# Start of ENTRIES

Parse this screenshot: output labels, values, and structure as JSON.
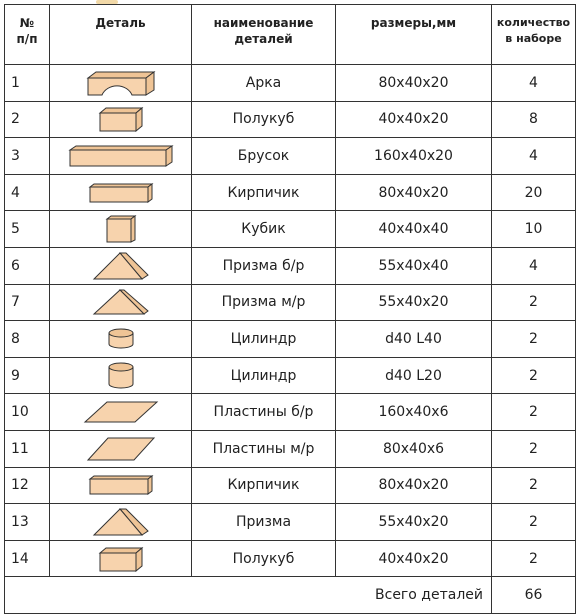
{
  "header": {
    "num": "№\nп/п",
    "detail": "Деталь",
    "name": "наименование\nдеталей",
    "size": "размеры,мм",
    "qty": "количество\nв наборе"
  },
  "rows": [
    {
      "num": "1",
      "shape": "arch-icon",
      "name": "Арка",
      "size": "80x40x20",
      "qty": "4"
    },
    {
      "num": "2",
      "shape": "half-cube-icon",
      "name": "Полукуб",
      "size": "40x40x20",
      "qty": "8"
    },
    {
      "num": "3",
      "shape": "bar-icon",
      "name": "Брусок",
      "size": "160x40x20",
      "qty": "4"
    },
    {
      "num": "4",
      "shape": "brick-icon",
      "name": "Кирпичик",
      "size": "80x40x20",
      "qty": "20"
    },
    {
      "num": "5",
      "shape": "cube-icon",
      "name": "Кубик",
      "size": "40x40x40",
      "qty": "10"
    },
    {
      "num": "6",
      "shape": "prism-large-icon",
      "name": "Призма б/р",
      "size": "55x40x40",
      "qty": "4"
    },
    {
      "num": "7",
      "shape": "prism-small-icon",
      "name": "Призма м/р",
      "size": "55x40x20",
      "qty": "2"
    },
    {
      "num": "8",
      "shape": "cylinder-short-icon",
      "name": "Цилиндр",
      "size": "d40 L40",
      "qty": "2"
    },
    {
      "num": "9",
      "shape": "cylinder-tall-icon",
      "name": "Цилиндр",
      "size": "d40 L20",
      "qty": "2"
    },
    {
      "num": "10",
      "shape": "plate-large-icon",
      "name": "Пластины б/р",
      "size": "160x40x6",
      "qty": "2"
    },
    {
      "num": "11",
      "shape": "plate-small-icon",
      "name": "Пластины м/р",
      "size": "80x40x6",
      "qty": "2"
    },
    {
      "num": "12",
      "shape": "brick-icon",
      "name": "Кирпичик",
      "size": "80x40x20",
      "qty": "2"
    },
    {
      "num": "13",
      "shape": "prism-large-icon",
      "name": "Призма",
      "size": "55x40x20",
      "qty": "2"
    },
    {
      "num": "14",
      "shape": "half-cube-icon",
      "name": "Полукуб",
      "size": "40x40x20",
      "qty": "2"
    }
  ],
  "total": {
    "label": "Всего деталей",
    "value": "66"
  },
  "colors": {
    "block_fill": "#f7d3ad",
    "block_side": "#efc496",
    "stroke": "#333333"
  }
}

# End of ENTRIES
# Start of ENTRIES

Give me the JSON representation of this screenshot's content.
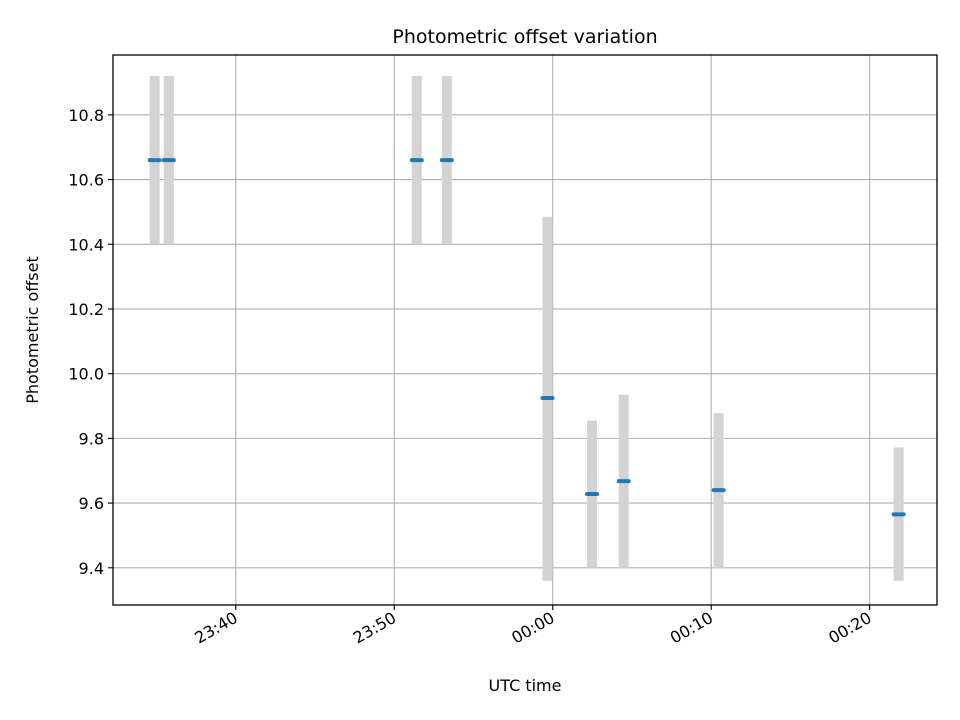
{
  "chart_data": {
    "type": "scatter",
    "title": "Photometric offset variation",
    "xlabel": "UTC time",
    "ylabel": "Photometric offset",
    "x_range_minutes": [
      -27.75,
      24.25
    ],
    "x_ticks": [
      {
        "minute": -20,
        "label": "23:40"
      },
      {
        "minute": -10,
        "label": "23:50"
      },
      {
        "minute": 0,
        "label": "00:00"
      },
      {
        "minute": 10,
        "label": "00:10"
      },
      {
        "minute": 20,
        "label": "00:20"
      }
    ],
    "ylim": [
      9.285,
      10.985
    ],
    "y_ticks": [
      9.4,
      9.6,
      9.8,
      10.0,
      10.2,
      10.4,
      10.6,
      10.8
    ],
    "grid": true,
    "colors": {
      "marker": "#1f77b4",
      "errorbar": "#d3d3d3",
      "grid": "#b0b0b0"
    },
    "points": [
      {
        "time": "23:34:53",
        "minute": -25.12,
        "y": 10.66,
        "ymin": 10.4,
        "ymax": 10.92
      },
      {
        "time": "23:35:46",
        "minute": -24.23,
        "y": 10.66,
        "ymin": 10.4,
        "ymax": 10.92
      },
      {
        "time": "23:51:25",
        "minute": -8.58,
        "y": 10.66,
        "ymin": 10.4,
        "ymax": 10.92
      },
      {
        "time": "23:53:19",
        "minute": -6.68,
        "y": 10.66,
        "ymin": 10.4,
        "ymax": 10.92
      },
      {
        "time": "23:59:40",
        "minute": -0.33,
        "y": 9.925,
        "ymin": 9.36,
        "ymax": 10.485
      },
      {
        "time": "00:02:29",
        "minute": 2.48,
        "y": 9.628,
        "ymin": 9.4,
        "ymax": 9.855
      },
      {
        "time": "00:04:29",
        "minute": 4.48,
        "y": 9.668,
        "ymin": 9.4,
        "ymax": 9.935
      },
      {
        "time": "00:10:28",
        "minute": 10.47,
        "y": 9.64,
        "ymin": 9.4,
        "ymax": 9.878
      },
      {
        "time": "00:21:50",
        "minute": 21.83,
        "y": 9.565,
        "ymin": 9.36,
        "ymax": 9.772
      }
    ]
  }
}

# End of ENTRIES

PROMPT: From the listing above, pick out each line where the word "Photometric" appears.

TASK SOLUTION:
    "title": "Photometric offset variation",
    "ylabel": "Photometric offset",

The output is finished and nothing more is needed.